Collection entries =>
>> Start

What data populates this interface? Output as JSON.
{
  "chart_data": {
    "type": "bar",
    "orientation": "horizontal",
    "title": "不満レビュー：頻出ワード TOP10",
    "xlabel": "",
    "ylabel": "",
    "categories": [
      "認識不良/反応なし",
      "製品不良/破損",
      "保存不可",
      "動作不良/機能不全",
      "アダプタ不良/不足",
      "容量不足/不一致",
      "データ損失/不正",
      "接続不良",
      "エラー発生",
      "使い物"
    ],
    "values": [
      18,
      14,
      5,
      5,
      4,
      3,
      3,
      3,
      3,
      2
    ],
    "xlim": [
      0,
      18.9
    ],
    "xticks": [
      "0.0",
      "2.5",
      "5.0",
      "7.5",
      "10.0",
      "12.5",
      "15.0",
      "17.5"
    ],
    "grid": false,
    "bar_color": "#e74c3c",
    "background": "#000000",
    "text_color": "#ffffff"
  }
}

>> End

Goal => Retype the data exactly as given.

Result =>
What data populates this interface? Output as JSON.
{
  "chart_data": {
    "type": "bar",
    "orientation": "horizontal",
    "title": "不満レビュー：頻出ワード TOP10",
    "xlabel": "",
    "ylabel": "",
    "categories": [
      "認識不良/反応なし",
      "製品不良/破損",
      "保存不可",
      "動作不良/機能不全",
      "アダプタ不良/不足",
      "容量不足/不一致",
      "データ損失/不正",
      "接続不良",
      "エラー発生",
      "使い物"
    ],
    "values": [
      18,
      14,
      5,
      5,
      4,
      3,
      3,
      3,
      3,
      2
    ],
    "xlim": [
      0,
      18.9
    ],
    "xticks": [
      "0.0",
      "2.5",
      "5.0",
      "7.5",
      "10.0",
      "12.5",
      "15.0",
      "17.5"
    ],
    "grid": false,
    "bar_color": "#e74c3c",
    "background": "#000000",
    "text_color": "#ffffff"
  }
}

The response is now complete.